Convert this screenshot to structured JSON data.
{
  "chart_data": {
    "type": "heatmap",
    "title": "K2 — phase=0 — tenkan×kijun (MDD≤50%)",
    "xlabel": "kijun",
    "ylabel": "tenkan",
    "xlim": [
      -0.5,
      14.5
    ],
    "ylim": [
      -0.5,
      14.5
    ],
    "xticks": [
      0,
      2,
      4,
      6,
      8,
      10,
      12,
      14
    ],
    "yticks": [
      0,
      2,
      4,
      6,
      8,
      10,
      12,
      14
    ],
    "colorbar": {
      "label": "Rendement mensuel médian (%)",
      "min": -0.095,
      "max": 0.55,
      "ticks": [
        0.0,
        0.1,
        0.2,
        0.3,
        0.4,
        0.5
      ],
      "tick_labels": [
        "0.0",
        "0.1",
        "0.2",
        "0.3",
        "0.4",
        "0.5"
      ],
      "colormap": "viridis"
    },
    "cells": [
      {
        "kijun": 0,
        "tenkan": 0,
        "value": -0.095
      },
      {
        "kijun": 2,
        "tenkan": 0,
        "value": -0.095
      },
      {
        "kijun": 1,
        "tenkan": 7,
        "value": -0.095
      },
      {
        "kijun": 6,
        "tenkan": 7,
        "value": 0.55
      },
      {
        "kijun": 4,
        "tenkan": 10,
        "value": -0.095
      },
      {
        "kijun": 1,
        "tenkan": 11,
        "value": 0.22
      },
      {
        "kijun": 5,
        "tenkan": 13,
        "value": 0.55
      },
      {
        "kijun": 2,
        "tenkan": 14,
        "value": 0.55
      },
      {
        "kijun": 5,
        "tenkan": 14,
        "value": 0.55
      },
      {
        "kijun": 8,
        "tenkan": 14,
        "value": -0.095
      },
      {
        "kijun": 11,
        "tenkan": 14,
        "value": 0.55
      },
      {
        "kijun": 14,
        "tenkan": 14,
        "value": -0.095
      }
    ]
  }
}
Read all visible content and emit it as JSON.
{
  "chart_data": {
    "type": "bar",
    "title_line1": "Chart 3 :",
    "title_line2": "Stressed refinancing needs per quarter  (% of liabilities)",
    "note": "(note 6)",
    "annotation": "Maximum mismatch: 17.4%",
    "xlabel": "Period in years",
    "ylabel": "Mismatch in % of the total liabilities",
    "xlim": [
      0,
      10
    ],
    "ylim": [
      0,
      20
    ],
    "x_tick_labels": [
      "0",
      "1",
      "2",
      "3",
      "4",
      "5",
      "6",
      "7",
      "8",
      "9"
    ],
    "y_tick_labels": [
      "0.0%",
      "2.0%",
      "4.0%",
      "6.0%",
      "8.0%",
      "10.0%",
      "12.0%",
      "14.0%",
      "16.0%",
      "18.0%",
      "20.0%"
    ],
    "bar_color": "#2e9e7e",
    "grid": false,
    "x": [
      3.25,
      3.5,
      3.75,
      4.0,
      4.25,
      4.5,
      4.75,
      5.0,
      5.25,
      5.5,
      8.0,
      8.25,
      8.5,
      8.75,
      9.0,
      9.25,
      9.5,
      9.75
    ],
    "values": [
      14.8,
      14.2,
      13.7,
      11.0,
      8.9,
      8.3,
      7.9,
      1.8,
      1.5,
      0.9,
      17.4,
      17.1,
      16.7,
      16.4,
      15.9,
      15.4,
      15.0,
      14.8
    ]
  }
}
◆ ◆ ◆
**THE EXERCISE**
From the records above, pick out and copy each line holding the word "ylabel".

**RESULT BELOW**
    "ylabel": "tenkan",
    "ylabel": "Mismatch in % of the total liabilities",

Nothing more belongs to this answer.